WHAT IS BEING ASKED: Extract the whole listing as it stands. Do not include the pictures.

─── MATERIAL TO PROCESS

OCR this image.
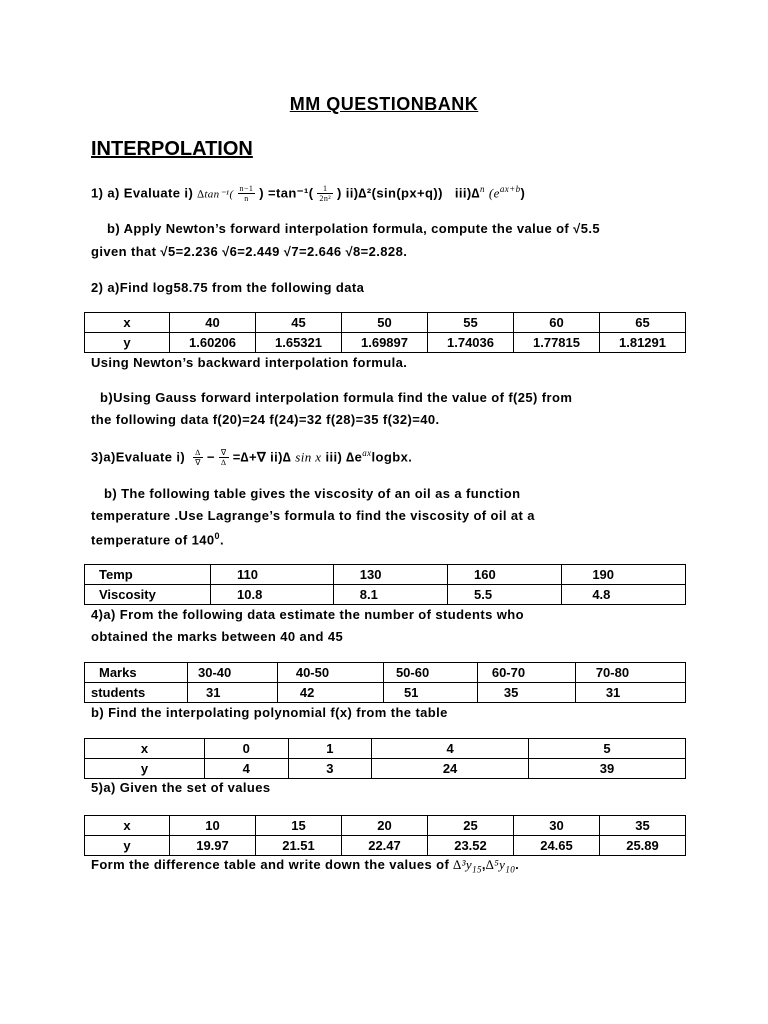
MM QUESTIONBANK
INTERPOLATION
1) a) Evaluate i) $\Delta\tan^{-1}( \frac{n-1}{n}$ ) $=\tan^{-1}( \frac{1}{\text{2n²}}$ ) ii)∆²(sin(px+q)) iii)∆$^n$ $(e^{ax+b})$
b) Apply Newton’s forward interpolation formula, compute the value of √5.5
given that √5=2.236 √6=2.449 √7=2.646 √8=2.828.
2) a)Find log58.75 from the following data
x	40	45	50	55	60	65
y	1.60206	1.65321	1.69897	1.74036	1.77815	1.81291
Using Newton’s backward interpolation formula.
b)Using Gauss forward interpolation formula find the value of f(25) from
the following data f(20)=24 f(24)=32 f(28)=35 f(32)=40.
3)a)Evaluate $i) \frac{\Delta}{\nabla} - \frac{\nabla}{\Delta}$ =∆+∇ ii)∆ sin x iii) $\Delta e^{ax}logbx$.
b) The following table gives the viscosity of an oil as a function
temperature .Use Lagrange’s formula to find the viscosity of oil at a
temperature of $140^0$.
Temp	110	130	160	190
Viscosity	10.8	8.1	5.5	4.8
4)a) From the following data estimate the number of students who
obtained the marks between 40 and 45
Marks	30-40	40-50	50-60	60-70	70-80
students	31	42	51	35	31
b) Find the interpolating polynomial f(x) from the table
x	0	1	4	5
y	4	3	24	39
5)a) Given the set of values
x	10	15	20	25	30	35
y	19.97	21.51	22.47	23.52	24.65	25.89
Form the difference table and write down the values of $\Delta^3y_{15},\Delta^5y_{10}$.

──────

FINISHED EXERCISE:
OCR this image.
MM QUESTIONBANK
INTERPOLATION
1) a) Evaluate i) $\Delta\tan^{-1}( \frac{n-1}{n}$ ) $=\tan^{-1}( \frac{1}{\text{2n²}}$ ) ii)∆²(sin(px+q)) iii)∆$^n$ $(e^{ax+b})$
b) Apply Newton’s forward interpolation formula, compute the value of √5.5
given that √5=2.236 √6=2.449 √7=2.646 √8=2.828.
2) a)Find log58.75 from the following data
x	40	45	50	55	60	65
y	1.60206	1.65321	1.69897	1.74036	1.77815	1.81291
Using Newton’s backward interpolation formula.
b)Using Gauss forward interpolation formula find the value of f(25) from
the following data f(20)=24 f(24)=32 f(28)=35 f(32)=40.
3)a)Evaluate $i) \frac{\Delta}{\nabla} - \frac{\nabla}{\Delta}$ =∆+∇ ii)∆ sin x iii) $\Delta e^{ax}logbx$.
b) The following table gives the viscosity of an oil as a function
temperature .Use Lagrange’s formula to find the viscosity of oil at a
temperature of $140^0$.
Temp	110	130	160	190
Viscosity	10.8	8.1	5.5	4.8
4)a) From the following data estimate the number of students who
obtained the marks between 40 and 45
Marks	30-40	40-50	50-60	60-70	70-80
students	31	42	51	35	31
b) Find the interpolating polynomial f(x) from the table
x	0	1	4	5
y	4	3	24	39
5)a) Given the set of values
x	10	15	20	25	30	35
y	19.97	21.51	22.47	23.52	24.65	25.89
Form the difference table and write down the values of $\Delta^3y_{15},\Delta^5y_{10}$.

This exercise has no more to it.